Request: Establish how many lines in the material include the string "title" and report it as a lone number.

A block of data
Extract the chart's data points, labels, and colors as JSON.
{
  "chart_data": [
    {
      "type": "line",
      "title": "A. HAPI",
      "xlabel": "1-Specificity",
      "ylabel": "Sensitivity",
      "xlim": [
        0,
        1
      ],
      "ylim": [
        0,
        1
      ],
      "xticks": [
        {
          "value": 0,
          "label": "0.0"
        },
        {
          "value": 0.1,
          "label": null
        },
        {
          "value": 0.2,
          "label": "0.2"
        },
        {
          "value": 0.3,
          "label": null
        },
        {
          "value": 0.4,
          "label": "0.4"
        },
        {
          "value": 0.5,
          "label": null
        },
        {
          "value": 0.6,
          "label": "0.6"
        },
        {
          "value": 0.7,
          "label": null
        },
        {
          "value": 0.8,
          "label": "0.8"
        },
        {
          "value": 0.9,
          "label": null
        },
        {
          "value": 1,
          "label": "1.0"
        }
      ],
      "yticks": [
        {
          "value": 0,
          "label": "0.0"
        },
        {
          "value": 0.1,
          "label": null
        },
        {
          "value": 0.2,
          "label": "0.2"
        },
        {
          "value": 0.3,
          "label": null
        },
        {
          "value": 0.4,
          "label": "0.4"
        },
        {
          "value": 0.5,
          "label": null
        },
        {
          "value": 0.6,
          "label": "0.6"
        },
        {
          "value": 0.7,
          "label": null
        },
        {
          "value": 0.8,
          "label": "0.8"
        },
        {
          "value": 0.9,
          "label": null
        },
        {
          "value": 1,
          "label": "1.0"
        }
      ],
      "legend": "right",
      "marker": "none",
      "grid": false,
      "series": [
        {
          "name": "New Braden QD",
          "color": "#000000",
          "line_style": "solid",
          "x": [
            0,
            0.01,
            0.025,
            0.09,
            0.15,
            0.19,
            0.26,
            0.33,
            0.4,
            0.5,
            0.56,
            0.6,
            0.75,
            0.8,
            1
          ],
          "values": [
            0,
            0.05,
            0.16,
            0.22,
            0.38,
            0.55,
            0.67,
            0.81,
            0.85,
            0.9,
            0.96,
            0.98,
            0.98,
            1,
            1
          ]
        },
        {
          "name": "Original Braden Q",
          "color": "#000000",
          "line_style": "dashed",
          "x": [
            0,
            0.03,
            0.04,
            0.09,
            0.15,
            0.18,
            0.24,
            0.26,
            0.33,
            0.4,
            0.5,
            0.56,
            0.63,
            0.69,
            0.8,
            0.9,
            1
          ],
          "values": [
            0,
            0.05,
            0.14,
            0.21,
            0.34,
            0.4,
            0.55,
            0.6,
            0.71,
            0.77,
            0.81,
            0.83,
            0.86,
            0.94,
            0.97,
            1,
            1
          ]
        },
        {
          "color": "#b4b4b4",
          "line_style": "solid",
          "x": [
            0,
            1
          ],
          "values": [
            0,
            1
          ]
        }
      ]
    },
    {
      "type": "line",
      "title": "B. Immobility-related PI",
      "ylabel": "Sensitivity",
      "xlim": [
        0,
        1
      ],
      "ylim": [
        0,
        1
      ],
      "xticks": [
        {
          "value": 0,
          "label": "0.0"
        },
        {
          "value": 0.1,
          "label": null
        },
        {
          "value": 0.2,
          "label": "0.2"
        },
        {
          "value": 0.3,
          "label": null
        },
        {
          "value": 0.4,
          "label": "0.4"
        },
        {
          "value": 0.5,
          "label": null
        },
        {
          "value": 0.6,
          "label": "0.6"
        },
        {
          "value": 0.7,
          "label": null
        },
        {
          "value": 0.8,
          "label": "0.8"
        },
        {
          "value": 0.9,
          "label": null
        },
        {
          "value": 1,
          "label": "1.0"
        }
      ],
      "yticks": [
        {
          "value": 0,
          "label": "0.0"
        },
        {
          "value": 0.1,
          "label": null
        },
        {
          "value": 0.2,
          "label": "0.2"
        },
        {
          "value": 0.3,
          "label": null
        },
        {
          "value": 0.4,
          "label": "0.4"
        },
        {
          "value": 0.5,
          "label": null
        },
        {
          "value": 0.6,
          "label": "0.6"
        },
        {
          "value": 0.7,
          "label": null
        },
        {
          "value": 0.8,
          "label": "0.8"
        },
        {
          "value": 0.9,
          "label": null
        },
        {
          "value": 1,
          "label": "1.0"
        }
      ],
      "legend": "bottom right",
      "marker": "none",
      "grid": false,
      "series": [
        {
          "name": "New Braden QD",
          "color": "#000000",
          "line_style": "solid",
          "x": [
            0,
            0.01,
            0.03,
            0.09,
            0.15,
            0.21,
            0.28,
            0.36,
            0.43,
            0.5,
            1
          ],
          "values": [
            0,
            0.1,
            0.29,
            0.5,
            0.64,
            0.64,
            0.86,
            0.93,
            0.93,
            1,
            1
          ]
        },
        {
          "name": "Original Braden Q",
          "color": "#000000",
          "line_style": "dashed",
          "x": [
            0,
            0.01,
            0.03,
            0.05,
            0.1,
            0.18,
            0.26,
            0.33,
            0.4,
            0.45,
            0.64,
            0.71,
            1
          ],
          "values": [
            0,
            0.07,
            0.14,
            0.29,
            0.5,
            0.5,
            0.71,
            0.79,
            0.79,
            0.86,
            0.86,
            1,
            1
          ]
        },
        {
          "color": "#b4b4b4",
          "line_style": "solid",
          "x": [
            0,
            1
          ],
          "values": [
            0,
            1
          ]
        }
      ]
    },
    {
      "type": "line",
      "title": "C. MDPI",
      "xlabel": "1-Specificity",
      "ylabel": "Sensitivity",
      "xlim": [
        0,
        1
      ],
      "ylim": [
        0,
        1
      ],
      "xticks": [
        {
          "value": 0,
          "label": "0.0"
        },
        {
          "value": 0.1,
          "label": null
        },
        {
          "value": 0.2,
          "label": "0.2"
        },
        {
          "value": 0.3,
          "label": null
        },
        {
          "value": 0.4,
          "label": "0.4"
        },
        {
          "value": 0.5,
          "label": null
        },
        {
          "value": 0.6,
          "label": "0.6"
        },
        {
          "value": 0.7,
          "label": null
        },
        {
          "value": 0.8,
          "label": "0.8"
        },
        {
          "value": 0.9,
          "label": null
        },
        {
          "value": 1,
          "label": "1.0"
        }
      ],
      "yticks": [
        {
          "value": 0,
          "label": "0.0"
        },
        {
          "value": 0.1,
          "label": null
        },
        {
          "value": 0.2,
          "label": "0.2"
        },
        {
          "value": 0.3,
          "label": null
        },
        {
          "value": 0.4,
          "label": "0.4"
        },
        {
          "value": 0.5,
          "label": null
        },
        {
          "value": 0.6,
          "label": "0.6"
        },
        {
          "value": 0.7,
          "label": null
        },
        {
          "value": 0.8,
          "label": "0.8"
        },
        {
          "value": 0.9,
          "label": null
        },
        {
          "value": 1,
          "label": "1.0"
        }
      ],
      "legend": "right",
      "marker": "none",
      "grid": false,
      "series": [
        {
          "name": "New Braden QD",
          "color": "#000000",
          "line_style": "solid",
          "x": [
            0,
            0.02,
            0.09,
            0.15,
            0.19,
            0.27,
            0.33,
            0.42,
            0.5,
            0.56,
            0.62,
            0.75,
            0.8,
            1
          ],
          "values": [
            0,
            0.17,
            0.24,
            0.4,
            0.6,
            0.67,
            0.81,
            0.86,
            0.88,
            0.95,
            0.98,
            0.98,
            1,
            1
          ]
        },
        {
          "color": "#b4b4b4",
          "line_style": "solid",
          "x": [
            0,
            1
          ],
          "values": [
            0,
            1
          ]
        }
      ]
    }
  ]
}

Output for this task: 3